What follows is a listing; restate every line of it word for word.

####################

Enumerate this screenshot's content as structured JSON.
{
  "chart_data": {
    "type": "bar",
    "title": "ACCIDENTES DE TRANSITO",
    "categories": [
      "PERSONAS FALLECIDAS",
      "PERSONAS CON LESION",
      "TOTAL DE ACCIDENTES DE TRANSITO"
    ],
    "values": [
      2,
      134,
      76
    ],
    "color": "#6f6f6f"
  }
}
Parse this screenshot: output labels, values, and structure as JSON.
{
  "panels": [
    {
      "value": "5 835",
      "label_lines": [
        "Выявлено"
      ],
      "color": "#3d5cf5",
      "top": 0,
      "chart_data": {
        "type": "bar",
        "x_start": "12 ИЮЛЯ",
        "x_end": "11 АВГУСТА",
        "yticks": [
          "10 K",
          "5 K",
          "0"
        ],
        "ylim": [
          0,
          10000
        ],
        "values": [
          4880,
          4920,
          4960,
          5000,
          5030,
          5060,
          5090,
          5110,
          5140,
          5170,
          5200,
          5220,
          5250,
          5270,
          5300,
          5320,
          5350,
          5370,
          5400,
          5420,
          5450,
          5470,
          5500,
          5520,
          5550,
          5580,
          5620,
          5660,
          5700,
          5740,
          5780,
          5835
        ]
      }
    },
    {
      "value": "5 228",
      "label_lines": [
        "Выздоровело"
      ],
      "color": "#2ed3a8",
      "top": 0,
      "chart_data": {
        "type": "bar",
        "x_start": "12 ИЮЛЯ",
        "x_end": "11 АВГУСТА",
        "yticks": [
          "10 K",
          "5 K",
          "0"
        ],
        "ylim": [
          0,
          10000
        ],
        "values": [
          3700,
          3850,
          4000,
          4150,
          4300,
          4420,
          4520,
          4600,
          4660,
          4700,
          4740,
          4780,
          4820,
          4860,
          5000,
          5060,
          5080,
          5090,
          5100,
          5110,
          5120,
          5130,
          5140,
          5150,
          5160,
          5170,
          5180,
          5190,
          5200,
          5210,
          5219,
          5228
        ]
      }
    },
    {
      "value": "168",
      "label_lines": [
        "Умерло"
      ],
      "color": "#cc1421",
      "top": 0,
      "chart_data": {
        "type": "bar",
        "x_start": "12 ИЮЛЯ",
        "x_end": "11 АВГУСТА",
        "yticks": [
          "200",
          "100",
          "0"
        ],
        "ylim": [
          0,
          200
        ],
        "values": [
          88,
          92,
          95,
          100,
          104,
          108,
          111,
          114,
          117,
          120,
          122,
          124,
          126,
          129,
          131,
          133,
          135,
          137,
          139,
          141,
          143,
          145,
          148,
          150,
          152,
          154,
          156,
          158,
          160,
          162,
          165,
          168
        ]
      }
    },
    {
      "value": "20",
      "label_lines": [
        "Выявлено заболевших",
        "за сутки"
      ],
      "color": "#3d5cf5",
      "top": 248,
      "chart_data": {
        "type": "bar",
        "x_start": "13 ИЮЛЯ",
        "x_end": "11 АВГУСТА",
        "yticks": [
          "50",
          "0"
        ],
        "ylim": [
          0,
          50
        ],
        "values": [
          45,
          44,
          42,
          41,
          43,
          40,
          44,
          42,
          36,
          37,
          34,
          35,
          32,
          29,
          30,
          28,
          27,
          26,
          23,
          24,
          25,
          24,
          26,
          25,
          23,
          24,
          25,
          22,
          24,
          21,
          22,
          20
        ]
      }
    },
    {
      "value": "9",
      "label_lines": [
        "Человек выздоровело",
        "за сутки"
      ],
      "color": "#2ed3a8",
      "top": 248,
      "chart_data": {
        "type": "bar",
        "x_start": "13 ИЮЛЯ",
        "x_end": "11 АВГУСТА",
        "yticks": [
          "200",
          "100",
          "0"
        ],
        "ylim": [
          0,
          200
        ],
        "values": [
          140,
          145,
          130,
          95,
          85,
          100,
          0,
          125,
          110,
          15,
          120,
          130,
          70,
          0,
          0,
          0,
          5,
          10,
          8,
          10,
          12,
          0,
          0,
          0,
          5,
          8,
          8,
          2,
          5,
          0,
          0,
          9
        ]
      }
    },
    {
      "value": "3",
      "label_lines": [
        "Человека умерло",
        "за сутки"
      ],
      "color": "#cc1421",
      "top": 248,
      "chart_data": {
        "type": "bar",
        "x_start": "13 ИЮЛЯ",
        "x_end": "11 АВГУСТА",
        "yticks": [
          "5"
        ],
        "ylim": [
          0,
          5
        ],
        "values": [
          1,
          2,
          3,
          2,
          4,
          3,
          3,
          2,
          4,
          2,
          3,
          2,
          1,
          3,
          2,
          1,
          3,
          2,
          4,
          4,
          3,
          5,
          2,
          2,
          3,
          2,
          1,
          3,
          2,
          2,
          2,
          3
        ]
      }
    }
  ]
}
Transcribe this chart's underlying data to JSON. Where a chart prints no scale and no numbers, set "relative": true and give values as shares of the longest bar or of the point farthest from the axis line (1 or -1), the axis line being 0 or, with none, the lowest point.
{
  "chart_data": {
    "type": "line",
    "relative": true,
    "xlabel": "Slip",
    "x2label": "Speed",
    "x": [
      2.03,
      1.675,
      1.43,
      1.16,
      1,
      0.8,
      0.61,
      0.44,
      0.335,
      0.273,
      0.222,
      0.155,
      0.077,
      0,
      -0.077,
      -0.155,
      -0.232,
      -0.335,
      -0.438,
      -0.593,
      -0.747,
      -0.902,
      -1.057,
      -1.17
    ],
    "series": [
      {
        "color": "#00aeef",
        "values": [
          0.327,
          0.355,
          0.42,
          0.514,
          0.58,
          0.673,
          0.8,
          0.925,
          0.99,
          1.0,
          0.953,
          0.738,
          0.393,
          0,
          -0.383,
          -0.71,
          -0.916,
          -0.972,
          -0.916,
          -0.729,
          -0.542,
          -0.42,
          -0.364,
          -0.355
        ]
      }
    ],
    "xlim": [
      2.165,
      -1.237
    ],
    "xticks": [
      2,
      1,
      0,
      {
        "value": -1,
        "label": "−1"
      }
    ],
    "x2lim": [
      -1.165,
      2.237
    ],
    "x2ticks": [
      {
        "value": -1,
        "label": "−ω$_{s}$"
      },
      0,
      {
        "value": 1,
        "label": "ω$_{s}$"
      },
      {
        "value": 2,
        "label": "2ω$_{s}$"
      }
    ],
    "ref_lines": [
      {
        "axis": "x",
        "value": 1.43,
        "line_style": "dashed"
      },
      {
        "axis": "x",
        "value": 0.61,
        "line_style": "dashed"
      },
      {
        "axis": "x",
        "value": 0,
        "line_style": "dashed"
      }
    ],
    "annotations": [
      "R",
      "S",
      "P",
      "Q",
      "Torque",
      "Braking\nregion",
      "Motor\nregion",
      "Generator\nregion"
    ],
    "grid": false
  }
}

####################

*CORRECT RESULT*:
Enumerate this screenshot's content as structured JSON.
{
  "chart_data": {
    "type": "bar",
    "title": "ACCIDENTES DE TRANSITO",
    "categories": [
      "PERSONAS FALLECIDAS",
      "PERSONAS CON LESION",
      "TOTAL DE ACCIDENTES DE TRANSITO"
    ],
    "values": [
      2,
      134,
      76
    ],
    "color": "#6f6f6f"
  }
}
Parse this screenshot: output labels, values, and structure as JSON.
{
  "panels": [
    {
      "value": "5 835",
      "label_lines": [
        "Выявлено"
      ],
      "color": "#3d5cf5",
      "top": 0,
      "chart_data": {
        "type": "bar",
        "x_start": "12 ИЮЛЯ",
        "x_end": "11 АВГУСТА",
        "yticks": [
          "10 K",
          "5 K",
          "0"
        ],
        "ylim": [
          0,
          10000
        ],
        "values": [
          4880,
          4920,
          4960,
          5000,
          5030,
          5060,
          5090,
          5110,
          5140,
          5170,
          5200,
          5220,
          5250,
          5270,
          5300,
          5320,
          5350,
          5370,
          5400,
          5420,
          5450,
          5470,
          5500,
          5520,
          5550,
          5580,
          5620,
          5660,
          5700,
          5740,
          5780,
          5835
        ]
      }
    },
    {
      "value": "5 228",
      "label_lines": [
        "Выздоровело"
      ],
      "color": "#2ed3a8",
      "top": 0,
      "chart_data": {
        "type": "bar",
        "x_start": "12 ИЮЛЯ",
        "x_end": "11 АВГУСТА",
        "yticks": [
          "10 K",
          "5 K",
          "0"
        ],
        "ylim": [
          0,
          10000
        ],
        "values": [
          3700,
          3850,
          4000,
          4150,
          4300,
          4420,
          4520,
          4600,
          4660,
          4700,
          4740,
          4780,
          4820,
          4860,
          5000,
          5060,
          5080,
          5090,
          5100,
          5110,
          5120,
          5130,
          5140,
          5150,
          5160,
          5170,
          5180,
          5190,
          5200,
          5210,
          5219,
          5228
        ]
      }
    },
    {
      "value": "168",
      "label_lines": [
        "Умерло"
      ],
      "color": "#cc1421",
      "top": 0,
      "chart_data": {
        "type": "bar",
        "x_start": "12 ИЮЛЯ",
        "x_end": "11 АВГУСТА",
        "yticks": [
          "200",
          "100",
          "0"
        ],
        "ylim": [
          0,
          200
        ],
        "values": [
          88,
          92,
          95,
          100,
          104,
          108,
          111,
          114,
          117,
          120,
          122,
          124,
          126,
          129,
          131,
          133,
          135,
          137,
          139,
          141,
          143,
          145,
          148,
          150,
          152,
          154,
          156,
          158,
          160,
          162,
          165,
          168
        ]
      }
    },
    {
      "value": "20",
      "label_lines": [
        "Выявлено заболевших",
        "за сутки"
      ],
      "color": "#3d5cf5",
      "top": 248,
      "chart_data": {
        "type": "bar",
        "x_start": "13 ИЮЛЯ",
        "x_end": "11 АВГУСТА",
        "yticks": [
          "50",
          "0"
        ],
        "ylim": [
          0,
          50
        ],
        "values": [
          45,
          44,
          42,
          41,
          43,
          40,
          44,
          42,
          36,
          37,
          34,
          35,
          32,
          29,
          30,
          28,
          27,
          26,
          23,
          24,
          25,
          24,
          26,
          25,
          23,
          24,
          25,
          22,
          24,
          21,
          22,
          20
        ]
      }
    },
    {
      "value": "9",
      "label_lines": [
        "Человек выздоровело",
        "за сутки"
      ],
      "color": "#2ed3a8",
      "top": 248,
      "chart_data": {
        "type": "bar",
        "x_start": "13 ИЮЛЯ",
        "x_end": "11 АВГУСТА",
        "yticks": [
          "200",
          "100",
          "0"
        ],
        "ylim": [
          0,
          200
        ],
        "values": [
          140,
          145,
          130,
          95,
          85,
          100,
          0,
          125,
          110,
          15,
          120,
          130,
          70,
          0,
          0,
          0,
          5,
          10,
          8,
          10,
          12,
          0,
          0,
          0,
          5,
          8,
          8,
          2,
          5,
          0,
          0,
          9
        ]
      }
    },
    {
      "value": "3",
      "label_lines": [
        "Человека умерло",
        "за сутки"
      ],
      "color": "#cc1421",
      "top": 248,
      "chart_data": {
        "type": "bar",
        "x_start": "13 ИЮЛЯ",
        "x_end": "11 АВГУСТА",
        "yticks": [
          "5"
        ],
        "ylim": [
          0,
          5
        ],
        "values": [
          1,
          2,
          3,
          2,
          4,
          3,
          3,
          2,
          4,
          2,
          3,
          2,
          1,
          3,
          2,
          1,
          3,
          2,
          4,
          4,
          3,
          5,
          2,
          2,
          3,
          2,
          1,
          3,
          2,
          2,
          2,
          3
        ]
      }
    }
  ]
}
Transcribe this chart's underlying data to JSON. Where a chart prints no scale and no numbers, set "relative": true and give values as shares of the longest bar or of the point farthest from the axis line (1 or -1), the axis line being 0 or, with none, the lowest point.
{
  "chart_data": {
    "type": "line",
    "relative": true,
    "xlabel": "Slip",
    "x2label": "Speed",
    "x": [
      2.03,
      1.675,
      1.43,
      1.16,
      1,
      0.8,
      0.61,
      0.44,
      0.335,
      0.273,
      0.222,
      0.155,
      0.077,
      0,
      -0.077,
      -0.155,
      -0.232,
      -0.335,
      -0.438,
      -0.593,
      -0.747,
      -0.902,
      -1.057,
      -1.17
    ],
    "series": [
      {
        "color": "#00aeef",
        "values": [
          0.327,
          0.355,
          0.42,
          0.514,
          0.58,
          0.673,
          0.8,
          0.925,
          0.99,
          1.0,
          0.953,
          0.738,
          0.393,
          0,
          -0.383,
          -0.71,
          -0.916,
          -0.972,
          -0.916,
          -0.729,
          -0.542,
          -0.42,
          -0.364,
          -0.355
        ]
      }
    ],
    "xlim": [
      2.165,
      -1.237
    ],
    "xticks": [
      2,
      1,
      0,
      {
        "value": -1,
        "label": "−1"
      }
    ],
    "x2lim": [
      -1.165,
      2.237
    ],
    "x2ticks": [
      {
        "value": -1,
        "label": "−ω$_{s}$"
      },
      0,
      {
        "value": 1,
        "label": "ω$_{s}$"
      },
      {
        "value": 2,
        "label": "2ω$_{s}$"
      }
    ],
    "ref_lines": [
      {
        "axis": "x",
        "value": 1.43,
        "line_style": "dashed"
      },
      {
        "axis": "x",
        "value": 0.61,
        "line_style": "dashed"
      },
      {
        "axis": "x",
        "value": 0,
        "line_style": "dashed"
      }
    ],
    "annotations": [
      "R",
      "S",
      "P",
      "Q",
      "Torque",
      "Braking\nregion",
      "Motor\nregion",
      "Generator\nregion"
    ],
    "grid": false
  }
}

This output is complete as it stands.